*** Material provided Section Begins ***
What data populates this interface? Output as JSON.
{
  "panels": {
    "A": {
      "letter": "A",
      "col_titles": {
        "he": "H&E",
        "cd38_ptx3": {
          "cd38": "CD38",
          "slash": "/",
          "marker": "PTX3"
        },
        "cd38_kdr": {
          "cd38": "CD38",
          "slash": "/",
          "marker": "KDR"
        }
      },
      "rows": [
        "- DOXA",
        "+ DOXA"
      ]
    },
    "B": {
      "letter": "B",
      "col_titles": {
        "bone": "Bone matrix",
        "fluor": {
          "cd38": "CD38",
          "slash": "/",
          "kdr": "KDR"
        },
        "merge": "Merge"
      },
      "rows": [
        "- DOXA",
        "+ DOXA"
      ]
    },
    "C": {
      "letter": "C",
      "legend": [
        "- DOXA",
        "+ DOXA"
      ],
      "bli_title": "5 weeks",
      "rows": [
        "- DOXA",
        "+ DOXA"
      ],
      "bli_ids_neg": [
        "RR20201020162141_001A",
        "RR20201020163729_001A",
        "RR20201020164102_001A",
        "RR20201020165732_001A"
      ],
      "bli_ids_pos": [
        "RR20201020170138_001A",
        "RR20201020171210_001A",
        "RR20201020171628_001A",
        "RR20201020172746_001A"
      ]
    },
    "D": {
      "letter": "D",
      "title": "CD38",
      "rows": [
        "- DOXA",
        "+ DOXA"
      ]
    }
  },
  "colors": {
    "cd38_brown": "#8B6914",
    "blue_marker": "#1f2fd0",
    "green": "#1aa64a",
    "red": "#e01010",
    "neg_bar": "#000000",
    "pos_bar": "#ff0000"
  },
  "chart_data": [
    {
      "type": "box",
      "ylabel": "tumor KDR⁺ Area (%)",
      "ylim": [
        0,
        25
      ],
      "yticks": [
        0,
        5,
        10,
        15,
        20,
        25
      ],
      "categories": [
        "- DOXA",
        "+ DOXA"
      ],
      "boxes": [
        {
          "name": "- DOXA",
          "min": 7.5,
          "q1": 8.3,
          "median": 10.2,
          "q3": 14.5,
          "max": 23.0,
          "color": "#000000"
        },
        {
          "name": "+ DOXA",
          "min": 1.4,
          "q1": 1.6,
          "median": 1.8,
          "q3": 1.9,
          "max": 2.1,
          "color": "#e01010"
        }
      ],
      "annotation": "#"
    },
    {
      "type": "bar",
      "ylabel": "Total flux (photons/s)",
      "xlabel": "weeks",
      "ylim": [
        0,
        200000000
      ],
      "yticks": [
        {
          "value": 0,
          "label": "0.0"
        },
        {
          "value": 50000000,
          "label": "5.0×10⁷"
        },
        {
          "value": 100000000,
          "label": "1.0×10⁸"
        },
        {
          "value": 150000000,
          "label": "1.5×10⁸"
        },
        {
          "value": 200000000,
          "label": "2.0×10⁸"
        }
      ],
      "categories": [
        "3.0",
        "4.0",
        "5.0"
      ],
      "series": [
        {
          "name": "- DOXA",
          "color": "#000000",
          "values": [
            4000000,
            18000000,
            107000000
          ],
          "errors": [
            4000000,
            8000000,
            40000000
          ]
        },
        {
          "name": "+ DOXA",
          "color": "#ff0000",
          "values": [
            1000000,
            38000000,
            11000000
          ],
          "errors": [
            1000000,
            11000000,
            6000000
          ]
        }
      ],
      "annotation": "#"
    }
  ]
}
*** Material provided Section Ends ***
The records above need to be retyped in full, exactly as given.

→ Written response:
What data populates this interface? Output as JSON.
{
  "panels": {
    "A": {
      "letter": "A",
      "col_titles": {
        "he": "H&E",
        "cd38_ptx3": {
          "cd38": "CD38",
          "slash": "/",
          "marker": "PTX3"
        },
        "cd38_kdr": {
          "cd38": "CD38",
          "slash": "/",
          "marker": "KDR"
        }
      },
      "rows": [
        "- DOXA",
        "+ DOXA"
      ]
    },
    "B": {
      "letter": "B",
      "col_titles": {
        "bone": "Bone matrix",
        "fluor": {
          "cd38": "CD38",
          "slash": "/",
          "kdr": "KDR"
        },
        "merge": "Merge"
      },
      "rows": [
        "- DOXA",
        "+ DOXA"
      ]
    },
    "C": {
      "letter": "C",
      "legend": [
        "- DOXA",
        "+ DOXA"
      ],
      "bli_title": "5 weeks",
      "rows": [
        "- DOXA",
        "+ DOXA"
      ],
      "bli_ids_neg": [
        "RR20201020162141_001A",
        "RR20201020163729_001A",
        "RR20201020164102_001A",
        "RR20201020165732_001A"
      ],
      "bli_ids_pos": [
        "RR20201020170138_001A",
        "RR20201020171210_001A",
        "RR20201020171628_001A",
        "RR20201020172746_001A"
      ]
    },
    "D": {
      "letter": "D",
      "title": "CD38",
      "rows": [
        "- DOXA",
        "+ DOXA"
      ]
    }
  },
  "colors": {
    "cd38_brown": "#8B6914",
    "blue_marker": "#1f2fd0",
    "green": "#1aa64a",
    "red": "#e01010",
    "neg_bar": "#000000",
    "pos_bar": "#ff0000"
  },
  "chart_data": [
    {
      "type": "box",
      "ylabel": "tumor KDR⁺ Area (%)",
      "ylim": [
        0,
        25
      ],
      "yticks": [
        0,
        5,
        10,
        15,
        20,
        25
      ],
      "categories": [
        "- DOXA",
        "+ DOXA"
      ],
      "boxes": [
        {
          "name": "- DOXA",
          "min": 7.5,
          "q1": 8.3,
          "median": 10.2,
          "q3": 14.5,
          "max": 23.0,
          "color": "#000000"
        },
        {
          "name": "+ DOXA",
          "min": 1.4,
          "q1": 1.6,
          "median": 1.8,
          "q3": 1.9,
          "max": 2.1,
          "color": "#e01010"
        }
      ],
      "annotation": "#"
    },
    {
      "type": "bar",
      "ylabel": "Total flux (photons/s)",
      "xlabel": "weeks",
      "ylim": [
        0,
        200000000
      ],
      "yticks": [
        {
          "value": 0,
          "label": "0.0"
        },
        {
          "value": 50000000,
          "label": "5.0×10⁷"
        },
        {
          "value": 100000000,
          "label": "1.0×10⁸"
        },
        {
          "value": 150000000,
          "label": "1.5×10⁸"
        },
        {
          "value": 200000000,
          "label": "2.0×10⁸"
        }
      ],
      "categories": [
        "3.0",
        "4.0",
        "5.0"
      ],
      "series": [
        {
          "name": "- DOXA",
          "color": "#000000",
          "values": [
            4000000,
            18000000,
            107000000
          ],
          "errors": [
            4000000,
            8000000,
            40000000
          ]
        },
        {
          "name": "+ DOXA",
          "color": "#ff0000",
          "values": [
            1000000,
            38000000,
            11000000
          ],
          "errors": [
            1000000,
            11000000,
            6000000
          ]
        }
      ],
      "annotation": "#"
    }
  ]
}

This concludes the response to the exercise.